Additionally, an "independent study group" appointed in 2005 by the Director of National Intelligence, tasked with reviewing the deployment of military reconnaissance assets in the "homeland" reached the desired conclusions. According to a press release by the Department of Homeland Security,
The study group unanimously recommended in its September 2005 report that the scope of the Civil Applications Committee be expanded beyond civil applications to include homeland security and law enforcement applications, and concluded that there is an urgent need for action. The study group concluded a new approach is needed to effectively employ Intelligence Community capabilities for civil applications, homeland security and law enforcement uses. ("Fact Sheet: National Applications Office," Department of Homeland Security, August 15, 2007)
How "independent"? You make the call! Shorrock reported that the group,
… was chaired by Keith Hall, a Booz Allen vice president who manages his firm’s extensive contracts with the NGA and previously served as the director of the NRO.
Other members of the group included seven other former intelligence officers working for Booz Allen, as well as retired Army Lieutenant General Patrick M. Hughes, the former director of the DIA and vice president of homeland security for L-3 Communications, a key NSA contractor; and Thomas W. Conroy, the vice president of national security programs for Northrop Grumman, which has extensive contracts with the NSA and the NGA and throughout the intelligence community. (Shorrock, 2008, op. cit.)
From the start, the group’s findings were "heavily weighted" toward corporations "with a stake" in both foreign and domestic intelligence. No surprise then, when the group’s "contractor-advisers" called for "a major expansion in the domestic use of the spy satellites that they sell to the government."
A power-grab by the ODNI and DHS should raise serious alarms of further encroachments by a lawless "unitary executive" and serve as a warning that domestic law enforcement is rapidly coming under the purview of opaque Pentagon spy agencies.
****
(Check your understanding):
#1 Extract a passage from the study group excerpt word for word, beginning at the words "Other members of" and stopping after "2008, op. cit.)".
#2 Answer these questions using the study group excerpt:
(a) In what month and year did the study group issue its report?
(b) Who chaired the study group?
(c) Which company employed Thomas W. Conroy as vice president of national security programs?

(Document understanding data):
****
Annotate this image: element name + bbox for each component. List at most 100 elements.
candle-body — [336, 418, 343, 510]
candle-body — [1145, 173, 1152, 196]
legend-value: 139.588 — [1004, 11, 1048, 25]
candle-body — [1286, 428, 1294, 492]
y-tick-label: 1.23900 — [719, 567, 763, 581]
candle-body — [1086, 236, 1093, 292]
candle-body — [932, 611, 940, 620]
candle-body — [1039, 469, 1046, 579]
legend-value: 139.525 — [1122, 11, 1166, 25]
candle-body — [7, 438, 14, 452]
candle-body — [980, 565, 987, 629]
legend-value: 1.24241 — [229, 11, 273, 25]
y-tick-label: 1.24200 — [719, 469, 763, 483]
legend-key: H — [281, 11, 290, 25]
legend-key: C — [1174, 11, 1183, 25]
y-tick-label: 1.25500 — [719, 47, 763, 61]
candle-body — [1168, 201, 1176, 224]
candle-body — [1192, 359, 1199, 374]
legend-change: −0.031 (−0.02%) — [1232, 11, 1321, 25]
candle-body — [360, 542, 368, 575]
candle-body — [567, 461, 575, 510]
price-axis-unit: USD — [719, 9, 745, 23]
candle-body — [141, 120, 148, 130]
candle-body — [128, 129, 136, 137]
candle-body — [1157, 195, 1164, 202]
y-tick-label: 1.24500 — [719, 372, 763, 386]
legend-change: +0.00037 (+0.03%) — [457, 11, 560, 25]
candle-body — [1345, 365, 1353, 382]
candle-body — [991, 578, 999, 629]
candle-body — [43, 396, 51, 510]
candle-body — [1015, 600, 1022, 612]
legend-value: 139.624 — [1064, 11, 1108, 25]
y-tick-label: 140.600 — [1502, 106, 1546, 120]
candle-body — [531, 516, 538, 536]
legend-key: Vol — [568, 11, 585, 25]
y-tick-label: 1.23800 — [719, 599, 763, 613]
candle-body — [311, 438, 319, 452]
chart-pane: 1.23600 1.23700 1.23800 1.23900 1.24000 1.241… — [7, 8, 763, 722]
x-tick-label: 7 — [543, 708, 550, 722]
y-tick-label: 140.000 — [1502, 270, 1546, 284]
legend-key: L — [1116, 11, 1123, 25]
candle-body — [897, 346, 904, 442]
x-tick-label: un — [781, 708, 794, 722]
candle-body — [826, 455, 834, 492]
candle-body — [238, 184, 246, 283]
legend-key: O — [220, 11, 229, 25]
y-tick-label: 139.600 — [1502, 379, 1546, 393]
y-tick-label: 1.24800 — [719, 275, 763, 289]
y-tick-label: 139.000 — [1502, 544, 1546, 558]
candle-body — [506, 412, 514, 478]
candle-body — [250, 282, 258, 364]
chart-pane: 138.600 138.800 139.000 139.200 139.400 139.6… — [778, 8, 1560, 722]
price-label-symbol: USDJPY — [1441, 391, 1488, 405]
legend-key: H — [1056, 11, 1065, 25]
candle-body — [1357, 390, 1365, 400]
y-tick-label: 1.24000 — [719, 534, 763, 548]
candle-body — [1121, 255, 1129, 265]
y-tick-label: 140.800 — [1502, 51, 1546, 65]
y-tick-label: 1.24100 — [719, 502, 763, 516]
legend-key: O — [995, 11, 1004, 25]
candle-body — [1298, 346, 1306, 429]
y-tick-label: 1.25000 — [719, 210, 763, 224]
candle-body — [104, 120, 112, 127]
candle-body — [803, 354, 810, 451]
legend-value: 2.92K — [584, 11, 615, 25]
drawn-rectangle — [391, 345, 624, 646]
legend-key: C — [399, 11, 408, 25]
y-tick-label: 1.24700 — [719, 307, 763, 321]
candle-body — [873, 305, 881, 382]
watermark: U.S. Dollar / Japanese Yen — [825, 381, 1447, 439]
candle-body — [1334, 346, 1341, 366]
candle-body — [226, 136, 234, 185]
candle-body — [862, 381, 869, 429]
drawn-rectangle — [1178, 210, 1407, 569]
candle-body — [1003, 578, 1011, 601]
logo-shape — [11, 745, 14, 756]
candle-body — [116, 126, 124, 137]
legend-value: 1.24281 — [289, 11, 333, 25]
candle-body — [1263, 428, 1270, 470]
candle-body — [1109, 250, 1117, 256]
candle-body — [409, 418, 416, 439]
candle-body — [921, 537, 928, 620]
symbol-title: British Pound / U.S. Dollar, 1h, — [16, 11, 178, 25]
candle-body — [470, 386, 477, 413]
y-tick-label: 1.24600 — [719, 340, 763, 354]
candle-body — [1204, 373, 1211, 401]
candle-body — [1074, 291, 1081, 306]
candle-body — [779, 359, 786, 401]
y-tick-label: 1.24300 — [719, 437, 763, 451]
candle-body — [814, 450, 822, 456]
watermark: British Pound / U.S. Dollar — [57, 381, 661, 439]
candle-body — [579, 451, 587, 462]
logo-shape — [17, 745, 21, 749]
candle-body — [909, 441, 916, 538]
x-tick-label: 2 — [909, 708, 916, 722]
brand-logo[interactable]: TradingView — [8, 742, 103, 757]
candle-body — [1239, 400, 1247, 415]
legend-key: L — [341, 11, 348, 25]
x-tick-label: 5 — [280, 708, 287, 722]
****
(Task answers):
#1
Other members of the group included seven other former intelligence officers working for Booz Allen, as well as retired Army Lieutenant General Patrick M. Hughes, the former director of the DIA and vice president of homeland security for L-3 Communications, a key NSA contractor; and Thomas W. Conroy, the vice president of national security programs for Northrop Grumman, which has extensive contracts with the NSA and the NGA and throughout the intelligence community. (Shorrock, 2008, op. cit.)

#2
(a) September 2005
(b) Keith Hall
(c) Northrop Grumman